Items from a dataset
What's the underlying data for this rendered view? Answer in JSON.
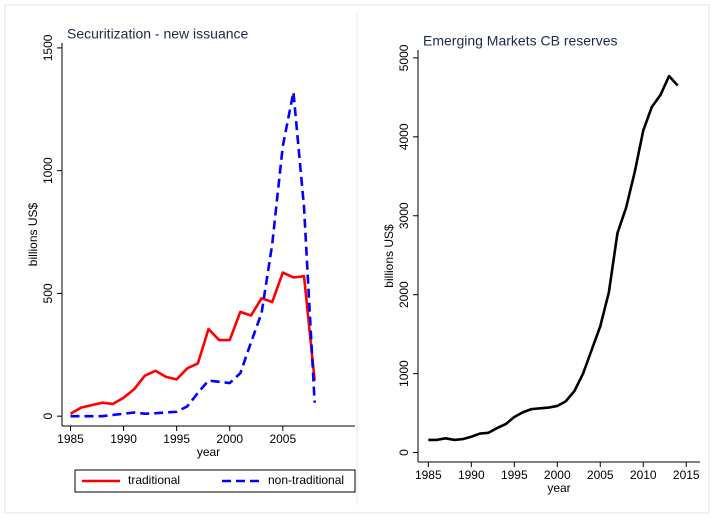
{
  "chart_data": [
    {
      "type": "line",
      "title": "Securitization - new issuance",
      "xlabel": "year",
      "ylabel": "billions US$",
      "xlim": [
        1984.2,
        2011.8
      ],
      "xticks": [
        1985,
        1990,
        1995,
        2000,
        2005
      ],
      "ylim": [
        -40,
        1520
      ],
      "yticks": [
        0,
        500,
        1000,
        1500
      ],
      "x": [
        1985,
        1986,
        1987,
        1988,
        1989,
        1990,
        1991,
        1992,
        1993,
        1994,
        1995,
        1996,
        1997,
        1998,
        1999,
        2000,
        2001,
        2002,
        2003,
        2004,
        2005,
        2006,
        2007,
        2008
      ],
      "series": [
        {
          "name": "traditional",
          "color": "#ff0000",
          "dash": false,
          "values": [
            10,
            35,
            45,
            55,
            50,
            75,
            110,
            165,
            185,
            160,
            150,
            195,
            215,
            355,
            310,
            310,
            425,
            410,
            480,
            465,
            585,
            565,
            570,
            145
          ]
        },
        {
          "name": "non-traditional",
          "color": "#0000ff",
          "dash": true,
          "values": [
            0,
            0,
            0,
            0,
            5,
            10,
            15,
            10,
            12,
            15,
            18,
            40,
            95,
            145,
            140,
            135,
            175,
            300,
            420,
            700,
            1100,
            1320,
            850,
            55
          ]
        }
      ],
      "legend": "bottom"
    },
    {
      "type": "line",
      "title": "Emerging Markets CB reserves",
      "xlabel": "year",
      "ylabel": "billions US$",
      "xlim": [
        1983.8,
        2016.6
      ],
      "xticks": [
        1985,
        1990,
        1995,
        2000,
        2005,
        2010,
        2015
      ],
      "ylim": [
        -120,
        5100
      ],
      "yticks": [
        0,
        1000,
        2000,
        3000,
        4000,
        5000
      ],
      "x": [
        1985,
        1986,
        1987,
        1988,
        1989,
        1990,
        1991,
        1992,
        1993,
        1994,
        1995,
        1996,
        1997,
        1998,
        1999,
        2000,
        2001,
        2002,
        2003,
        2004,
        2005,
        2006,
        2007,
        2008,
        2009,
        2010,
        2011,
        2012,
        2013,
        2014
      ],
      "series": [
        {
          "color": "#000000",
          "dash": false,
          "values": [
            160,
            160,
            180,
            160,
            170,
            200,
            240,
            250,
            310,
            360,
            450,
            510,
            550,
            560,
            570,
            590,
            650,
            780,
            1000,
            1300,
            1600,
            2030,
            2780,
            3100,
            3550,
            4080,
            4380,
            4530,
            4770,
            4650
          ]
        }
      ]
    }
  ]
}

* * *

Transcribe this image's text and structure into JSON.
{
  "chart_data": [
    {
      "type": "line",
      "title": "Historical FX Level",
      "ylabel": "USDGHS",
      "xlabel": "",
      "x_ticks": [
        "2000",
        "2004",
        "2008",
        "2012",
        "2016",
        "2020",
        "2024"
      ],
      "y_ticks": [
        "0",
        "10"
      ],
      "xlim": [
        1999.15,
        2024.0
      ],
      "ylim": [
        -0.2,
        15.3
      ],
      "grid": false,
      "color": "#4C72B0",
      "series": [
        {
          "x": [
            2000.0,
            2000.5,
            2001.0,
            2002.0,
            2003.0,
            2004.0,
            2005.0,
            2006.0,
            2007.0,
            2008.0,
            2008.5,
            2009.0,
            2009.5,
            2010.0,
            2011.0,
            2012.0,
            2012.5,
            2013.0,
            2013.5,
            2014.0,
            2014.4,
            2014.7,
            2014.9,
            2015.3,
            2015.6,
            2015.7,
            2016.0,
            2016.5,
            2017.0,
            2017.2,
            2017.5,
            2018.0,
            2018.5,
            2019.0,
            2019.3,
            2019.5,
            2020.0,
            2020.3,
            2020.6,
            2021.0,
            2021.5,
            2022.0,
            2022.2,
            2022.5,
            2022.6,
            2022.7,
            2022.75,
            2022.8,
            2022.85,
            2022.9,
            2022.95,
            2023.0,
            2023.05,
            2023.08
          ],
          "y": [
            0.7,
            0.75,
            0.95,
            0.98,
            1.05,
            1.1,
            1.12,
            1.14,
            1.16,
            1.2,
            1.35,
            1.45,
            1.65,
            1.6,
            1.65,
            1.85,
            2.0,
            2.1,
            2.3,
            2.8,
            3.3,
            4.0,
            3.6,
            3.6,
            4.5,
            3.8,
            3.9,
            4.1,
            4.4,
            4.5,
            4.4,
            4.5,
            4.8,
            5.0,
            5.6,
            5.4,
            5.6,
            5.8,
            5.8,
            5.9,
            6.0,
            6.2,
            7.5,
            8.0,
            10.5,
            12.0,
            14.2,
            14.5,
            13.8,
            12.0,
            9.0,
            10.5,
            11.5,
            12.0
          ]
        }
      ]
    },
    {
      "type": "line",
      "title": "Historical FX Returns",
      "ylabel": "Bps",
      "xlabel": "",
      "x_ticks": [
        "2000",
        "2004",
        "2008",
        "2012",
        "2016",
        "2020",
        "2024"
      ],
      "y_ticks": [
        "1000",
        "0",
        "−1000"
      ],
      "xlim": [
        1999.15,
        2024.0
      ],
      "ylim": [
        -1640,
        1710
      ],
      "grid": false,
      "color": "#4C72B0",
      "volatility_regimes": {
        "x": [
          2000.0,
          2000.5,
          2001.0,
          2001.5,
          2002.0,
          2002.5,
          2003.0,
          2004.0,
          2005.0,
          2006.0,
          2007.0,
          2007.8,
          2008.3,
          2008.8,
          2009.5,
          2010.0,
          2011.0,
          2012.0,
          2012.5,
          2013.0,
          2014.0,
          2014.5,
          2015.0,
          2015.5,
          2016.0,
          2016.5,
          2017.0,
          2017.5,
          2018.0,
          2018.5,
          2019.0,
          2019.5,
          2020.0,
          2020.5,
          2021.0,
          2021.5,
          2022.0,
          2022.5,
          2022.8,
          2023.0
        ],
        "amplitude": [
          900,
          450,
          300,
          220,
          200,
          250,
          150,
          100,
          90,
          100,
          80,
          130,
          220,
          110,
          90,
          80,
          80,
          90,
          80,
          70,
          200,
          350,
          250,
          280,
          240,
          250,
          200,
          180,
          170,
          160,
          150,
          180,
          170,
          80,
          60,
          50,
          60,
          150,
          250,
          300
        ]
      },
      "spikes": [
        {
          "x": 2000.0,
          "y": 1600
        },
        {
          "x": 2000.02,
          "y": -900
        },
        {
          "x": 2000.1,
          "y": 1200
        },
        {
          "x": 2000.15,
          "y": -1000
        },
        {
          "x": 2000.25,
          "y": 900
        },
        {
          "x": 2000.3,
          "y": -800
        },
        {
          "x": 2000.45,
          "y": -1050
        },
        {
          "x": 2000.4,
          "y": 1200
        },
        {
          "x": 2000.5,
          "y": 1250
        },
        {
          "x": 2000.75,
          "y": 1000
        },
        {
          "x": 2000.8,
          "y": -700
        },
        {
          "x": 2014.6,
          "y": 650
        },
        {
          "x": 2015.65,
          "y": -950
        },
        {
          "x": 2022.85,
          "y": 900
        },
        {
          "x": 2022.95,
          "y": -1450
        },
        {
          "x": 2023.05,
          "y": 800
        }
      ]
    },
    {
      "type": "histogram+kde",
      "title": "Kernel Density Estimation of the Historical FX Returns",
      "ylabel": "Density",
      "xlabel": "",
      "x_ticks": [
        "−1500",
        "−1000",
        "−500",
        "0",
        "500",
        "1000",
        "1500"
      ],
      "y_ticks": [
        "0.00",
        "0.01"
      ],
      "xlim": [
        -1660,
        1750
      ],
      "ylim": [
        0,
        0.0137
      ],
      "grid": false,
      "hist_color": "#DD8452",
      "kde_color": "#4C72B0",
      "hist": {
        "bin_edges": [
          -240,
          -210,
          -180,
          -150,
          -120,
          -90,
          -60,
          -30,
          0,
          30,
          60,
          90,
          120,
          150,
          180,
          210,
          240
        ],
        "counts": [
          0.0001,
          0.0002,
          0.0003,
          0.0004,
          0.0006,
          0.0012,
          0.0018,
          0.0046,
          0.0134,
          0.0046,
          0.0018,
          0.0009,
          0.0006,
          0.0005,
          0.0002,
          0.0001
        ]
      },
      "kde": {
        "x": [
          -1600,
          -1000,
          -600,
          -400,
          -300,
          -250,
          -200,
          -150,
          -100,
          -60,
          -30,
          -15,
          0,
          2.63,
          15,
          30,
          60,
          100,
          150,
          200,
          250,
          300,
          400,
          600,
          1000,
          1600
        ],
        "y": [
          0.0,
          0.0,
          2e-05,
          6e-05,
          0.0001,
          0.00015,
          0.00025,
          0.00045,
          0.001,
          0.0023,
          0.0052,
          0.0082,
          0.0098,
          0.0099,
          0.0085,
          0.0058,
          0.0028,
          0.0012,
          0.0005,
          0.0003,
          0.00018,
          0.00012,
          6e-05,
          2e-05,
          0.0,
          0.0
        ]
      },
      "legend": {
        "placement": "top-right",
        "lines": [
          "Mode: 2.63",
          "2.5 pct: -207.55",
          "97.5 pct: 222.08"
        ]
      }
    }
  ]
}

* _TASK PROMPT_:
Your answer should be a single number: the count of lines in the listing that contain the word "Density".

* _OUTPUT FOR THIS TASK_:
2